:: EXERCISE AIM ::
Search the data for the word "严格审题" and copy every line that contains it.

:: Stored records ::
=-=-=-=-=
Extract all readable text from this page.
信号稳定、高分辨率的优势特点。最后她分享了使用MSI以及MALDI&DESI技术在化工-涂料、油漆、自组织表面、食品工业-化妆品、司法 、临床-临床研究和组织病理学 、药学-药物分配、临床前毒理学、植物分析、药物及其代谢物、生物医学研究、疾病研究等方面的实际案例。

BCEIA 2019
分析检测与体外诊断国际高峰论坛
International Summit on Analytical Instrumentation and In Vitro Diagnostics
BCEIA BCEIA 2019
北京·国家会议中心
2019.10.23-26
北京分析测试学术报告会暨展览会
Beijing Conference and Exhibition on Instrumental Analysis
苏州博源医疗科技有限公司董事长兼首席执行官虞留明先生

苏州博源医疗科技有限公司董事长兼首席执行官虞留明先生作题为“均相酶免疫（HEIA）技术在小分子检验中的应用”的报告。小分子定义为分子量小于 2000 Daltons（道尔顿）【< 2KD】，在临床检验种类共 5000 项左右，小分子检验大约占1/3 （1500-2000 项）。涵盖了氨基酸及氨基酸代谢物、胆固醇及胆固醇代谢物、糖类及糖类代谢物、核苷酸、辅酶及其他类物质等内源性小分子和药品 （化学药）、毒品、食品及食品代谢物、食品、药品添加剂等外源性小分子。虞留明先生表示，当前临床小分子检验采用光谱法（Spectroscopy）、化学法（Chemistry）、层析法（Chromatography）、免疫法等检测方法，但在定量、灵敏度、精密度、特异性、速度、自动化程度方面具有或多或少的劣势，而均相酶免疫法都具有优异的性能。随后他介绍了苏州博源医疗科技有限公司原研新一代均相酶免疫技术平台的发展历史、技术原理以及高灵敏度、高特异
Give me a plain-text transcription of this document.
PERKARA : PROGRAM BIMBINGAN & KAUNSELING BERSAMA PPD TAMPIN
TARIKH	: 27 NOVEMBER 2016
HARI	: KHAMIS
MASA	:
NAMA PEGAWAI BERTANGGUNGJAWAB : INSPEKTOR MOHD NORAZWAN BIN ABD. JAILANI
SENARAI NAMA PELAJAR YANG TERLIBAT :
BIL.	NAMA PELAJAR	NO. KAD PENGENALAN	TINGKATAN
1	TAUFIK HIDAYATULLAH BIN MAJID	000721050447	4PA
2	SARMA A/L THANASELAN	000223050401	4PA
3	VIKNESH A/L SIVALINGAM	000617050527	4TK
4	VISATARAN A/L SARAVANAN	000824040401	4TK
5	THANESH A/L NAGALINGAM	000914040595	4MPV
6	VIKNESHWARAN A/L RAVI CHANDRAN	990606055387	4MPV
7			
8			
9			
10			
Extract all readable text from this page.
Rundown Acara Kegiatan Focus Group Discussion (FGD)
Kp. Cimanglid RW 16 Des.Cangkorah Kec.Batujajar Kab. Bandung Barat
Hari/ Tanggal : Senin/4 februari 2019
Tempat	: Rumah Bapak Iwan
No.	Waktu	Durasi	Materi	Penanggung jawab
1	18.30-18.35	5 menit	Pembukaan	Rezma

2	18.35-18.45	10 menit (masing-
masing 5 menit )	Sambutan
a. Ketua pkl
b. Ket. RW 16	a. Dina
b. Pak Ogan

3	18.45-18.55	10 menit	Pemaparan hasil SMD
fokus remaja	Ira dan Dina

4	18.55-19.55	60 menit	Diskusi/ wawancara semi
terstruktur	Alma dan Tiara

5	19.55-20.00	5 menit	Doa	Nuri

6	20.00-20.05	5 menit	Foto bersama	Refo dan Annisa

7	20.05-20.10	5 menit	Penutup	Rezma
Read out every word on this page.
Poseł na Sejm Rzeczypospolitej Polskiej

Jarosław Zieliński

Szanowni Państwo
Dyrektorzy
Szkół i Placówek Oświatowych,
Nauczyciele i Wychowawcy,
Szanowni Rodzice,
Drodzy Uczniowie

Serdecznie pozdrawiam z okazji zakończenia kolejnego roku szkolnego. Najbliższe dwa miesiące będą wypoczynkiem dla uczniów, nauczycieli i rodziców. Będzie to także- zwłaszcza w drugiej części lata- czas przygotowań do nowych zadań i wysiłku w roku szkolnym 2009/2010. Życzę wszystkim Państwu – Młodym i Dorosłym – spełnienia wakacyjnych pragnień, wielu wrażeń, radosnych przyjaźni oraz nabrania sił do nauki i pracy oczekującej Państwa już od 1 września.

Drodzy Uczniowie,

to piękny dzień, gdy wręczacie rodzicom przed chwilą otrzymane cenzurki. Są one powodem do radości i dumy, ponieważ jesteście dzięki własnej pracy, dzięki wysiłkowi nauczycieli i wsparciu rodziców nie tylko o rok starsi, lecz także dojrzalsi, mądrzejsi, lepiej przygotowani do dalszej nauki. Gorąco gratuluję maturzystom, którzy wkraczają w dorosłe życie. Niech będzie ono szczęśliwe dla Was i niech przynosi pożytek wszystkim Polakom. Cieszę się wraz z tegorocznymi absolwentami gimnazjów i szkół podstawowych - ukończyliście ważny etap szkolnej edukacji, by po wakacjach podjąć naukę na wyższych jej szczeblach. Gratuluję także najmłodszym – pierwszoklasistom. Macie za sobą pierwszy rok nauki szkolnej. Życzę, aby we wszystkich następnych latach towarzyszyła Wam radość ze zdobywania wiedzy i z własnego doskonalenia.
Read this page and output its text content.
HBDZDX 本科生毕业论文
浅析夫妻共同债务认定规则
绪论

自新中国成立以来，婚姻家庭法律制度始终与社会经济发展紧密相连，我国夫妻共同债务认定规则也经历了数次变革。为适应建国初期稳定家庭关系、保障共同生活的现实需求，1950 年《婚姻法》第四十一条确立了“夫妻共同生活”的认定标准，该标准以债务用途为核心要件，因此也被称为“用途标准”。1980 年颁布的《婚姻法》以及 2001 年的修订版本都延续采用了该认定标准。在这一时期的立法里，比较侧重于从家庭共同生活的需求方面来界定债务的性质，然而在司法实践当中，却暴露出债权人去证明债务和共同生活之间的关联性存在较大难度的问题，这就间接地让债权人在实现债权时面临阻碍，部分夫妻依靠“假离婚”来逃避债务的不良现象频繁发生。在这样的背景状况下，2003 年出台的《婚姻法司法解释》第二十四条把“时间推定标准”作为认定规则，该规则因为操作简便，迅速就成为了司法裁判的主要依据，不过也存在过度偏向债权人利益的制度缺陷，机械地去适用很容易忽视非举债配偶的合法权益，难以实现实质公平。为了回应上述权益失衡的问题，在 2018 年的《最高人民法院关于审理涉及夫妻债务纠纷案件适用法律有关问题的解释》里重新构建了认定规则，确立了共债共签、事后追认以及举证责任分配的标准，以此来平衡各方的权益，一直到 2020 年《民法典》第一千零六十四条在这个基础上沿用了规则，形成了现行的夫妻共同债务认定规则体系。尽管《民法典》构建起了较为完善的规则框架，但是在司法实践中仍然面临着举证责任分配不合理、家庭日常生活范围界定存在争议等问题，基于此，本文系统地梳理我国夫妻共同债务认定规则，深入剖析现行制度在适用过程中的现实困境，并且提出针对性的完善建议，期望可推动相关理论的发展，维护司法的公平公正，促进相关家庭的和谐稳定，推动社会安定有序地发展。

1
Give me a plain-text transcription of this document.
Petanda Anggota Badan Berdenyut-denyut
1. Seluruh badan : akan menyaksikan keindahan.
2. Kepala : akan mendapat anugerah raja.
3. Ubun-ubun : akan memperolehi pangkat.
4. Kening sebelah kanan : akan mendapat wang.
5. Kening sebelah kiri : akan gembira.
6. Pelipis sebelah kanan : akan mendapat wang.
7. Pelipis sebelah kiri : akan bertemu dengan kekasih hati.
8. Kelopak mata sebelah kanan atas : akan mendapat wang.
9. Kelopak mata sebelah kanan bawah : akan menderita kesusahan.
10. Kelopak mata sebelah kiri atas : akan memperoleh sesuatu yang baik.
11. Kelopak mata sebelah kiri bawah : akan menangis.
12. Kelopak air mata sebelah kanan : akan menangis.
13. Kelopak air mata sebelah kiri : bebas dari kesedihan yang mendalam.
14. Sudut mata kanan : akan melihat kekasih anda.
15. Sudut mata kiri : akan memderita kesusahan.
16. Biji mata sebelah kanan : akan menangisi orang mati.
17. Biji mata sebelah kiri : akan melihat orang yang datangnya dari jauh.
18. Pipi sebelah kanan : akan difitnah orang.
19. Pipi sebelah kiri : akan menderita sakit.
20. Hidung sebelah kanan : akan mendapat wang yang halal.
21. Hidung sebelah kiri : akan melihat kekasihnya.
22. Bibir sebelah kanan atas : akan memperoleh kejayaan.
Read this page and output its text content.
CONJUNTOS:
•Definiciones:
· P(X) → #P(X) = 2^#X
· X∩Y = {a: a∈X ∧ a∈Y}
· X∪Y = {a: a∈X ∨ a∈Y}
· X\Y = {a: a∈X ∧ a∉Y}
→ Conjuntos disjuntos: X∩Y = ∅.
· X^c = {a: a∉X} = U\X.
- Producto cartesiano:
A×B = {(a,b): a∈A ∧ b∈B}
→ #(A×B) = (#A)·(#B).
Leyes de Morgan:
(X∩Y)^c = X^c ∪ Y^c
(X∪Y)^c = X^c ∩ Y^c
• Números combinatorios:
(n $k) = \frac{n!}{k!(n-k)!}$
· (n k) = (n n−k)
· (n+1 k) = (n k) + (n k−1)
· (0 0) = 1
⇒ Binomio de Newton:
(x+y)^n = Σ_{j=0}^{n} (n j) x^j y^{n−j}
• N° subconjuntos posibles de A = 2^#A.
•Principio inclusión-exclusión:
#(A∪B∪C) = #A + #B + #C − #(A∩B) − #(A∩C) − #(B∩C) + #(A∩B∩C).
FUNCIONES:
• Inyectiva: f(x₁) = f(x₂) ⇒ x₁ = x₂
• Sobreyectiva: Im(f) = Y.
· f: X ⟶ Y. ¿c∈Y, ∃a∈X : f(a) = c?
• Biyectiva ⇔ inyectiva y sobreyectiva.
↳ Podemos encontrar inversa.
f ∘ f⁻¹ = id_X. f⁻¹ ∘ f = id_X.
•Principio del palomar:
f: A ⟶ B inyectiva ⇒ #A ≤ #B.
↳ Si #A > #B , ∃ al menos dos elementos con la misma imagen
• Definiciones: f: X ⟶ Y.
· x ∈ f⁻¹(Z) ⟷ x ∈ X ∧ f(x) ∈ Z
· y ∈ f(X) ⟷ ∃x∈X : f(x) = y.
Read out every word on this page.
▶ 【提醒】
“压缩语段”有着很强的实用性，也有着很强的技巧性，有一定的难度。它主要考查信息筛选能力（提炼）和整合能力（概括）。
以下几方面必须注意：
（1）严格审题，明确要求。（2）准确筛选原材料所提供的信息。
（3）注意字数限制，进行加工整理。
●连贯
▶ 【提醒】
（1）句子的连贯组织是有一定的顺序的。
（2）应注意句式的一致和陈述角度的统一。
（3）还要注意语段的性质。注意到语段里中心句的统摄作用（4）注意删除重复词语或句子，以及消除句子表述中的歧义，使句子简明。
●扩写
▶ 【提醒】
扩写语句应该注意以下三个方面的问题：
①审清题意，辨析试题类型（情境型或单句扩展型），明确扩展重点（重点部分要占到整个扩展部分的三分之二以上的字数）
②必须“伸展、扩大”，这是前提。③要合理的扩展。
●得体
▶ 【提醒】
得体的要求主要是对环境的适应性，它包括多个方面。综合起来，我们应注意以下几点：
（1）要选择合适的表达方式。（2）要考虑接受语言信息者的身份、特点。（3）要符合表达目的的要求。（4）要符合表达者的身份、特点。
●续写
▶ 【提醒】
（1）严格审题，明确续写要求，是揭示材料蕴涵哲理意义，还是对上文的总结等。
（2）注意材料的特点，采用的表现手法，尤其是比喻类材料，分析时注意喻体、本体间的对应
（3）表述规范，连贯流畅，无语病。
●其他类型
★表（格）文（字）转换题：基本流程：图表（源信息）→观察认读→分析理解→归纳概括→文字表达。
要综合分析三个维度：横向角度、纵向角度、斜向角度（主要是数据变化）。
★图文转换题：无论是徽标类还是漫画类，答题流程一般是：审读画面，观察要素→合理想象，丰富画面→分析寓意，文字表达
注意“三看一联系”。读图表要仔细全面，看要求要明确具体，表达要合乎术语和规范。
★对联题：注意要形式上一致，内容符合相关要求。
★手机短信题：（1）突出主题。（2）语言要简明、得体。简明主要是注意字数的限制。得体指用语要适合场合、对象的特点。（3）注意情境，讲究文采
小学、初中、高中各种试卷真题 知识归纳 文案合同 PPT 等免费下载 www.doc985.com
=-=-=-=-=
:: SOLUTION ::
（1）严格审题，明确要求。（2）准确筛选原材料所提供的信息。
（1）严格审题，明确续写要求，是揭示材料蕴涵哲理意义，还是对上文的总结等。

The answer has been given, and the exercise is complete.